**Aim**. Your copy of the material must match it exactly, except that pictures are dropped.

──────── Material provided

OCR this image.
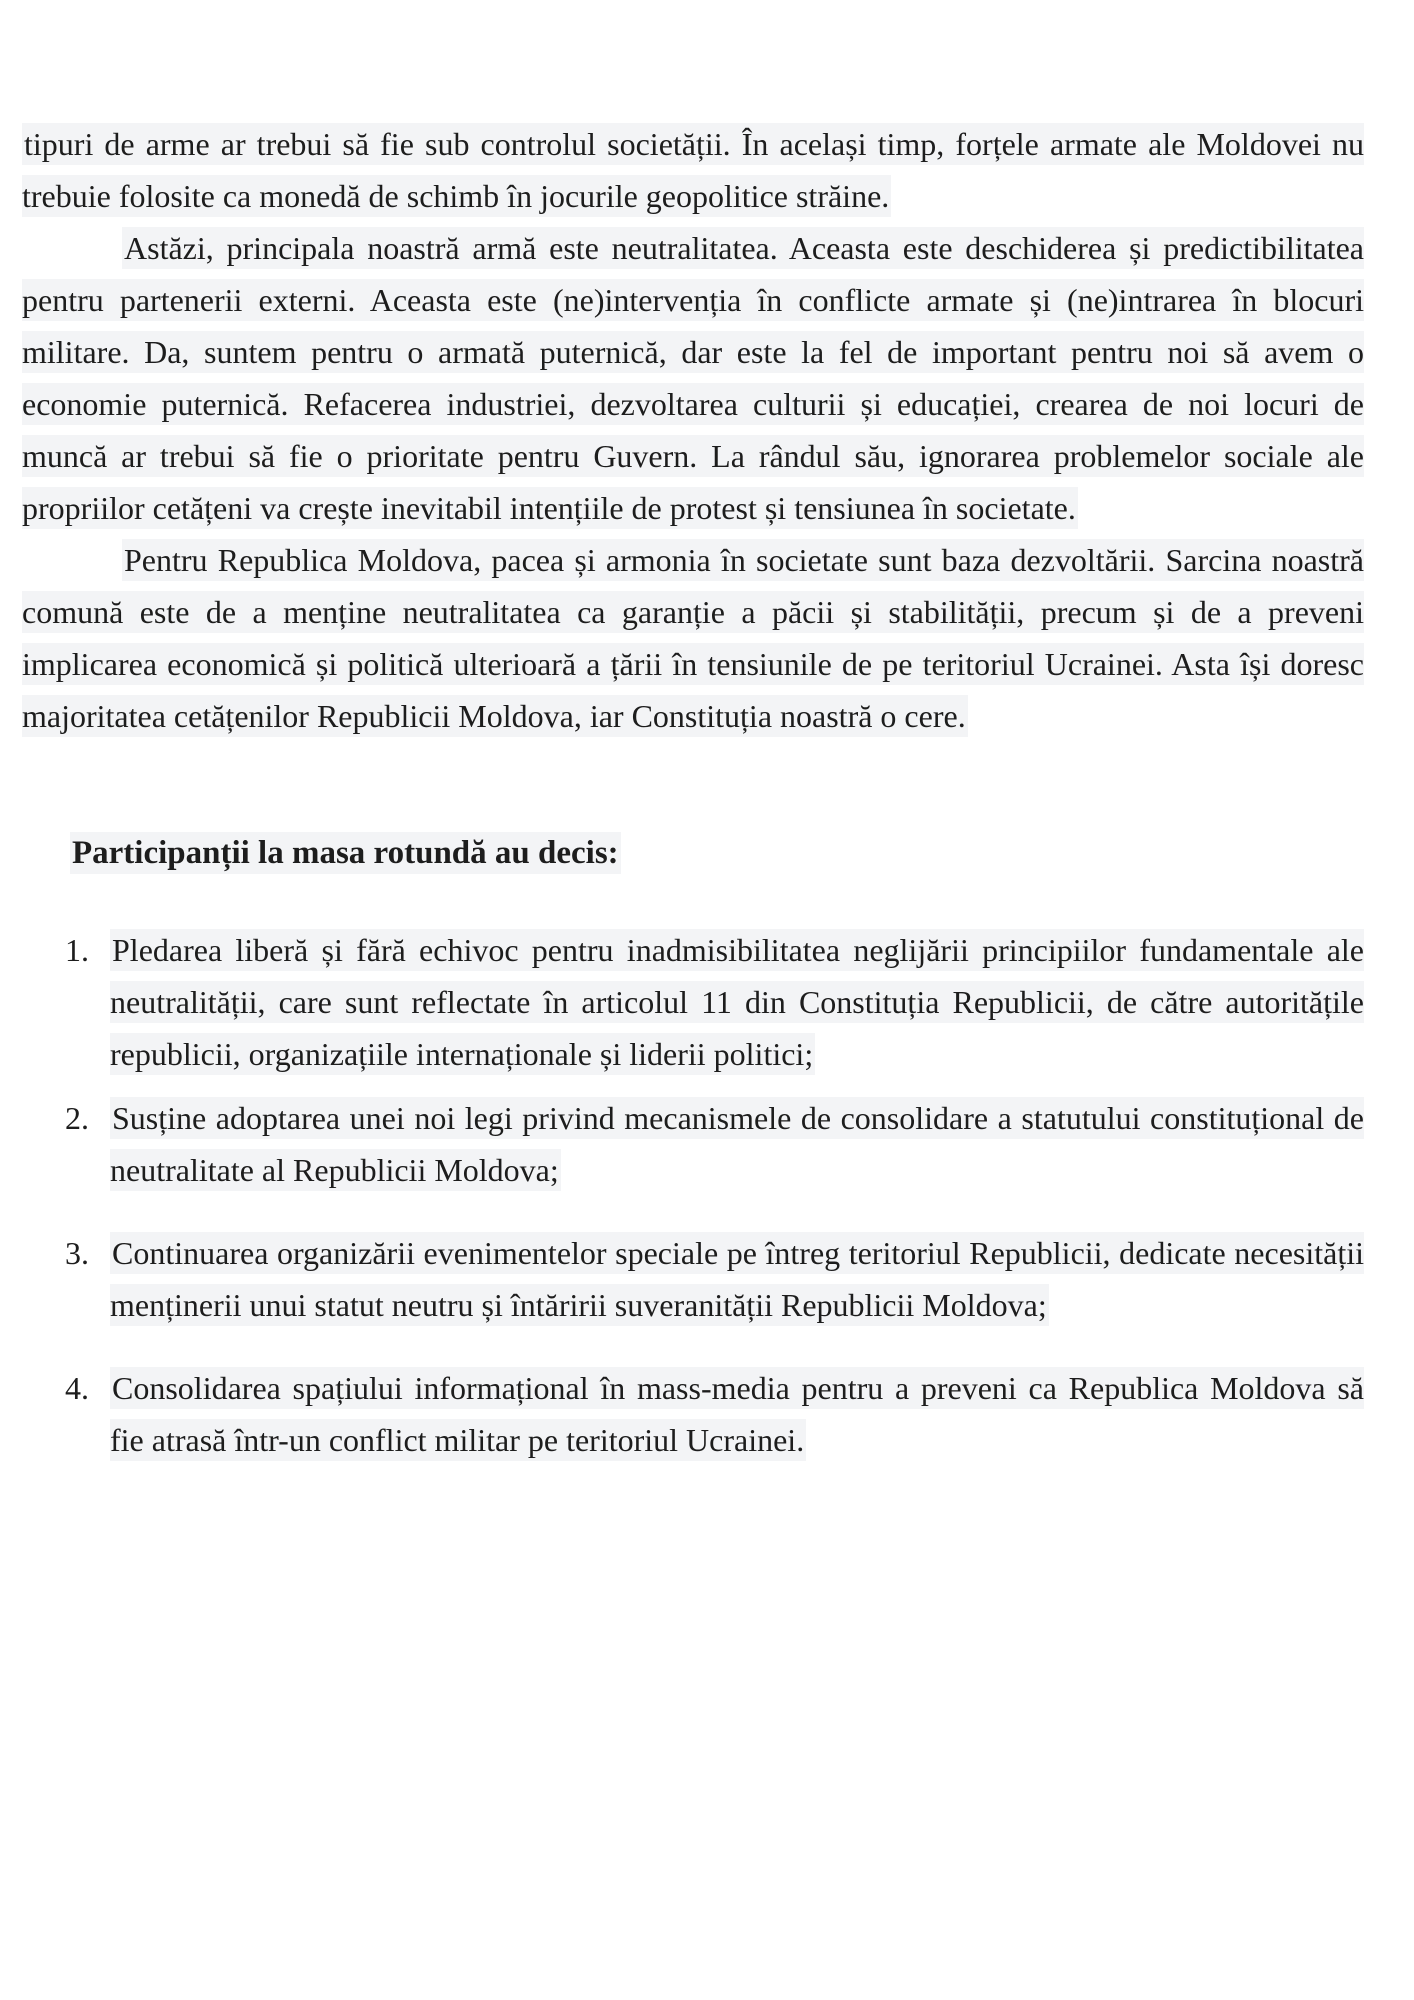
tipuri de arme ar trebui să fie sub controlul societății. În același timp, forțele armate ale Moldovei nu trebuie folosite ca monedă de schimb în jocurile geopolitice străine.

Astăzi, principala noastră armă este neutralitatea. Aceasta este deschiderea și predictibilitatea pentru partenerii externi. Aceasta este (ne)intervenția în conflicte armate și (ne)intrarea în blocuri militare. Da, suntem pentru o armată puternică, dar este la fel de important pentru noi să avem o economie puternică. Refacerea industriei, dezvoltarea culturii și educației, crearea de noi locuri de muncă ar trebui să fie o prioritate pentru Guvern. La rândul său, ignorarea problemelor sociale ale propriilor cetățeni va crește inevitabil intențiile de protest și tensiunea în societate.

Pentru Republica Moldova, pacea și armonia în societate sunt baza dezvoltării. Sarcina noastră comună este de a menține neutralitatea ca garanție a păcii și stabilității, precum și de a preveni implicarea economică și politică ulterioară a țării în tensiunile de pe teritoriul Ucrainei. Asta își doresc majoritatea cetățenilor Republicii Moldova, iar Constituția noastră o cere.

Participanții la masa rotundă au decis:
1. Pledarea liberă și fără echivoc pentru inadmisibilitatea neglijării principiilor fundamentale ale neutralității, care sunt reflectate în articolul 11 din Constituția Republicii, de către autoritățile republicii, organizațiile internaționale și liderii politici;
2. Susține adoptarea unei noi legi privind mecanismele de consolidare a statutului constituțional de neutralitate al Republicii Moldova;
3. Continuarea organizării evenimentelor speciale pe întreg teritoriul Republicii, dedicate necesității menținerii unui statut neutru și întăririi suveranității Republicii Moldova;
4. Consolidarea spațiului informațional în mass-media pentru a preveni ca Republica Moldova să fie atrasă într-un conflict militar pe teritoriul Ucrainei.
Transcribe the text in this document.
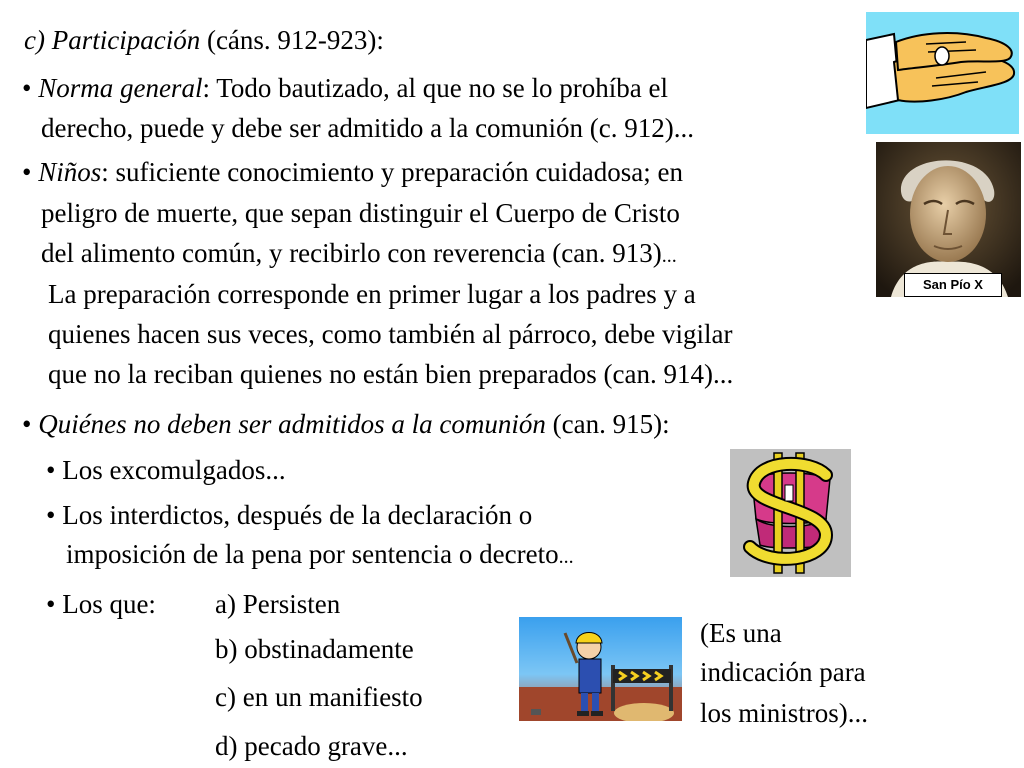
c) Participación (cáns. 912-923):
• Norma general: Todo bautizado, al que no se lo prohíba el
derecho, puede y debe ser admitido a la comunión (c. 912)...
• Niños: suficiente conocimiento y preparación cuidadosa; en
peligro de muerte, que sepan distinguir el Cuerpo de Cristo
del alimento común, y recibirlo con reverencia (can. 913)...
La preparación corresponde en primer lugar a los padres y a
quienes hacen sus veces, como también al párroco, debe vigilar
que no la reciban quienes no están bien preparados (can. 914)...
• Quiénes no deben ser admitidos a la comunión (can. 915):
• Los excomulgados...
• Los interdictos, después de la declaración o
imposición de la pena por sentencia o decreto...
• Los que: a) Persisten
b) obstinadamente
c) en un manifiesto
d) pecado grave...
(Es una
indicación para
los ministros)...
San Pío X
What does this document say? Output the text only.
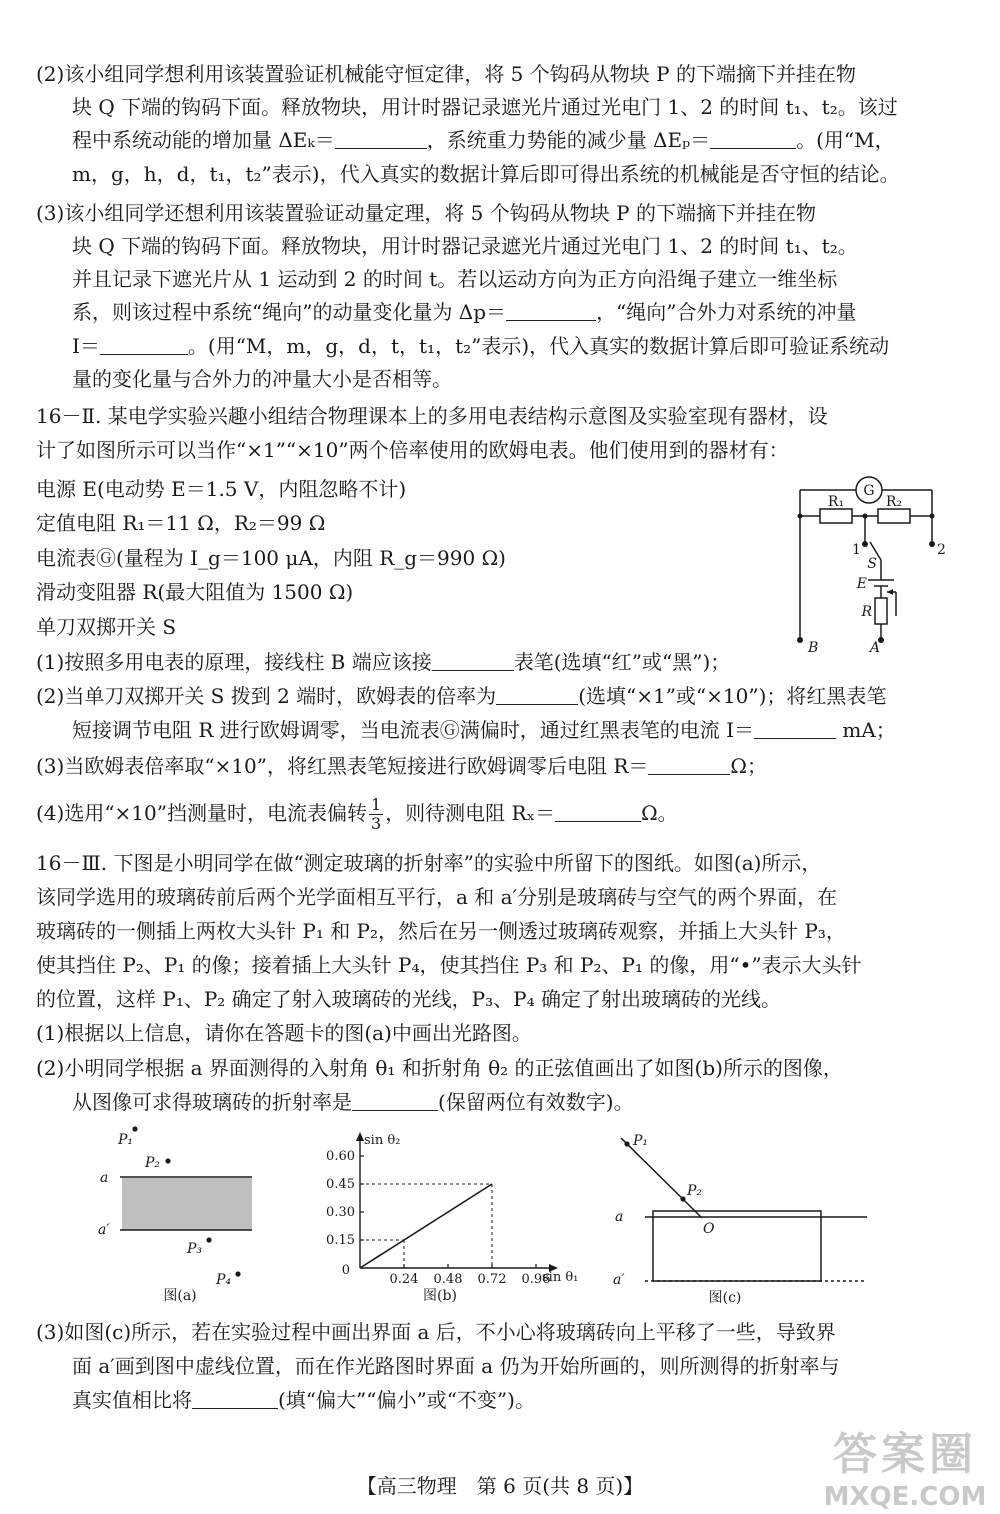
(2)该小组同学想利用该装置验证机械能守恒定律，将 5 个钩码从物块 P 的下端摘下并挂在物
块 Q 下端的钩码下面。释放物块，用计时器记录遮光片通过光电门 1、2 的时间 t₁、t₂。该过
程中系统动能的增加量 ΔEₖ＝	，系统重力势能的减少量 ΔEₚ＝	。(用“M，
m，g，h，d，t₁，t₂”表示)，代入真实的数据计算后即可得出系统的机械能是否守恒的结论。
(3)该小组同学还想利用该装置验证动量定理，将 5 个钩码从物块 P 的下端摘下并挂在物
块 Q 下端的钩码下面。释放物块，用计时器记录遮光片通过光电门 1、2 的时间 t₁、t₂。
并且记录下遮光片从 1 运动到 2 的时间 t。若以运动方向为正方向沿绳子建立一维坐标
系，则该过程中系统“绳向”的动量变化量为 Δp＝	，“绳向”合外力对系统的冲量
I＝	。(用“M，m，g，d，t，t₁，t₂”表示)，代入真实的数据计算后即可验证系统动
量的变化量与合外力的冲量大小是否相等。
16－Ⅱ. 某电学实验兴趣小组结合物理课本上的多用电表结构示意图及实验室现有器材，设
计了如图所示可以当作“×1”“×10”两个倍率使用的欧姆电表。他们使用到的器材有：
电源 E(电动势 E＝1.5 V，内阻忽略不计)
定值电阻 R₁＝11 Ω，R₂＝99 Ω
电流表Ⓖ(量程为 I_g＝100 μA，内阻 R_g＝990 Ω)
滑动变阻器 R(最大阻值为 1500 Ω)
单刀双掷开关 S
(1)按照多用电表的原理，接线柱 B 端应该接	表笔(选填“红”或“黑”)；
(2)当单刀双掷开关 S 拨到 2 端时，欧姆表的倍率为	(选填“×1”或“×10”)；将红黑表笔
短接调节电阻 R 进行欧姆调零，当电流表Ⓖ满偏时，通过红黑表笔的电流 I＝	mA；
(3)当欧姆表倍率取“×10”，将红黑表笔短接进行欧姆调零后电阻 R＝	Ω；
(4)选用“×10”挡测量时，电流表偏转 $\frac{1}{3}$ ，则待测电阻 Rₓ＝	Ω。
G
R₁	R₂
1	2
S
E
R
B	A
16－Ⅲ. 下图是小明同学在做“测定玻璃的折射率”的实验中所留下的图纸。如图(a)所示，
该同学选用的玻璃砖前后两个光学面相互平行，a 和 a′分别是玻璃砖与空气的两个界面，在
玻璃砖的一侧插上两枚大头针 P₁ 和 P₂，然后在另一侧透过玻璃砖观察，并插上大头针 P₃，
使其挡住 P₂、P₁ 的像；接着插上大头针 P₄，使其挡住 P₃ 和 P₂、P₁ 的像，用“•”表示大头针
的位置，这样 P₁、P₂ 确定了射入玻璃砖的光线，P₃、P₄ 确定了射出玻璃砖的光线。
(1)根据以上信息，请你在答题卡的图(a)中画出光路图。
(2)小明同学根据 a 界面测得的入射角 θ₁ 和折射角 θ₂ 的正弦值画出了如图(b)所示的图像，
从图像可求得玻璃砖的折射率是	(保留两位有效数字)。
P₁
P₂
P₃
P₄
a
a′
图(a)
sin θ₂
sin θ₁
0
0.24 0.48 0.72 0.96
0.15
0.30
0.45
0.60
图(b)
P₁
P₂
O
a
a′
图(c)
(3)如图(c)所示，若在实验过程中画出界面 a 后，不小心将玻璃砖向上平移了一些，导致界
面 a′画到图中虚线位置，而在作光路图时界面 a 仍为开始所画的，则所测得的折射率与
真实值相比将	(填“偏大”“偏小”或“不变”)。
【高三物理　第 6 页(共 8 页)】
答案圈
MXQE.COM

────────────────

**Solved problem**.
OCR this image.
tipuri de arme ar trebui să fie sub controlul societății. În același timp, forțele armate ale Moldovei nu trebuie folosite ca monedă de schimb în jocurile geopolitice străine.

Astăzi, principala noastră armă este neutralitatea. Aceasta este deschiderea și predictibilitatea pentru partenerii externi. Aceasta este (ne)intervenția în conflicte armate și (ne)intrarea în blocuri militare. Da, suntem pentru o armată puternică, dar este la fel de important pentru noi să avem o economie puternică. Refacerea industriei, dezvoltarea culturii și educației, crearea de noi locuri de muncă ar trebui să fie o prioritate pentru Guvern. La rândul său, ignorarea problemelor sociale ale propriilor cetățeni va crește inevitabil intențiile de protest și tensiunea în societate.

Pentru Republica Moldova, pacea și armonia în societate sunt baza dezvoltării. Sarcina noastră comună este de a menține neutralitatea ca garanție a păcii și stabilității, precum și de a preveni implicarea economică și politică ulterioară a țării în tensiunile de pe teritoriul Ucrainei. Asta își doresc majoritatea cetățenilor Republicii Moldova, iar Constituția noastră o cere.

Participanții la masa rotundă au decis:
1. Pledarea liberă și fără echivoc pentru inadmisibilitatea neglijării principiilor fundamentale ale neutralității, care sunt reflectate în articolul 11 din Constituția Republicii, de către autoritățile republicii, organizațiile internaționale și liderii politici;
2. Susține adoptarea unei noi legi privind mecanismele de consolidare a statutului constituțional de neutralitate al Republicii Moldova;
3. Continuarea organizării evenimentelor speciale pe întreg teritoriul Republicii, dedicate necesității menținerii unui statut neutru și întăririi suveranității Republicii Moldova;
4. Consolidarea spațiului informațional în mass-media pentru a preveni ca Republica Moldova să fie atrasă într-un conflict militar pe teritoriul Ucrainei.
Transcribe the text in this document.
c) Participación (cáns. 912-923):
• Norma general: Todo bautizado, al que no se lo prohíba el
derecho, puede y debe ser admitido a la comunión (c. 912)...
• Niños: suficiente conocimiento y preparación cuidadosa; en
peligro de muerte, que sepan distinguir el Cuerpo de Cristo
del alimento común, y recibirlo con reverencia (can. 913)...
La preparación corresponde en primer lugar a los padres y a
quienes hacen sus veces, como también al párroco, debe vigilar
que no la reciban quienes no están bien preparados (can. 914)...
• Quiénes no deben ser admitidos a la comunión (can. 915):
• Los excomulgados...
• Los interdictos, después de la declaración o
imposición de la pena por sentencia o decreto...
• Los que: a) Persisten
b) obstinadamente
c) en un manifiesto
d) pecado grave...
(Es una
indicación para
los ministros)...
San Pío X
What does this document say? Output the text only.
(2)该小组同学想利用该装置验证机械能守恒定律，将 5 个钩码从物块 P 的下端摘下并挂在物
块 Q 下端的钩码下面。释放物块，用计时器记录遮光片通过光电门 1、2 的时间 t₁、t₂。该过
程中系统动能的增加量 ΔEₖ＝	，系统重力势能的减少量 ΔEₚ＝	。(用“M，
m，g，h，d，t₁，t₂”表示)，代入真实的数据计算后即可得出系统的机械能是否守恒的结论。
(3)该小组同学还想利用该装置验证动量定理，将 5 个钩码从物块 P 的下端摘下并挂在物
块 Q 下端的钩码下面。释放物块，用计时器记录遮光片通过光电门 1、2 的时间 t₁、t₂。
并且记录下遮光片从 1 运动到 2 的时间 t。若以运动方向为正方向沿绳子建立一维坐标
系，则该过程中系统“绳向”的动量变化量为 Δp＝	，“绳向”合外力对系统的冲量
I＝	。(用“M，m，g，d，t，t₁，t₂”表示)，代入真实的数据计算后即可验证系统动
量的变化量与合外力的冲量大小是否相等。
16－Ⅱ. 某电学实验兴趣小组结合物理课本上的多用电表结构示意图及实验室现有器材，设
计了如图所示可以当作“×1”“×10”两个倍率使用的欧姆电表。他们使用到的器材有：
电源 E(电动势 E＝1.5 V，内阻忽略不计)
定值电阻 R₁＝11 Ω，R₂＝99 Ω
电流表Ⓖ(量程为 I_g＝100 μA，内阻 R_g＝990 Ω)
滑动变阻器 R(最大阻值为 1500 Ω)
单刀双掷开关 S
(1)按照多用电表的原理，接线柱 B 端应该接	表笔(选填“红”或“黑”)；
(2)当单刀双掷开关 S 拨到 2 端时，欧姆表的倍率为	(选填“×1”或“×10”)；将红黑表笔
短接调节电阻 R 进行欧姆调零，当电流表Ⓖ满偏时，通过红黑表笔的电流 I＝	mA；
(3)当欧姆表倍率取“×10”，将红黑表笔短接进行欧姆调零后电阻 R＝	Ω；
(4)选用“×10”挡测量时，电流表偏转 $\frac{1}{3}$ ，则待测电阻 Rₓ＝	Ω。
G
R₁	R₂
1	2
S
E
R
B	A
16－Ⅲ. 下图是小明同学在做“测定玻璃的折射率”的实验中所留下的图纸。如图(a)所示，
该同学选用的玻璃砖前后两个光学面相互平行，a 和 a′分别是玻璃砖与空气的两个界面，在
玻璃砖的一侧插上两枚大头针 P₁ 和 P₂，然后在另一侧透过玻璃砖观察，并插上大头针 P₃，
使其挡住 P₂、P₁ 的像；接着插上大头针 P₄，使其挡住 P₃ 和 P₂、P₁ 的像，用“•”表示大头针
的位置，这样 P₁、P₂ 确定了射入玻璃砖的光线，P₃、P₄ 确定了射出玻璃砖的光线。
(1)根据以上信息，请你在答题卡的图(a)中画出光路图。
(2)小明同学根据 a 界面测得的入射角 θ₁ 和折射角 θ₂ 的正弦值画出了如图(b)所示的图像，
从图像可求得玻璃砖的折射率是	(保留两位有效数字)。
P₁
P₂
P₃
P₄
a
a′
图(a)
sin θ₂
sin θ₁
0
0.24 0.48 0.72 0.96
0.15
0.30
0.45
0.60
图(b)
P₁
P₂
O
a
a′
图(c)
(3)如图(c)所示，若在实验过程中画出界面 a 后，不小心将玻璃砖向上平移了一些，导致界
面 a′画到图中虚线位置，而在作光路图时界面 a 仍为开始所画的，则所测得的折射率与
真实值相比将	(填“偏大”“偏小”或“不变”)。
【高三物理　第 6 页(共 8 页)】
答案圈
MXQE.COM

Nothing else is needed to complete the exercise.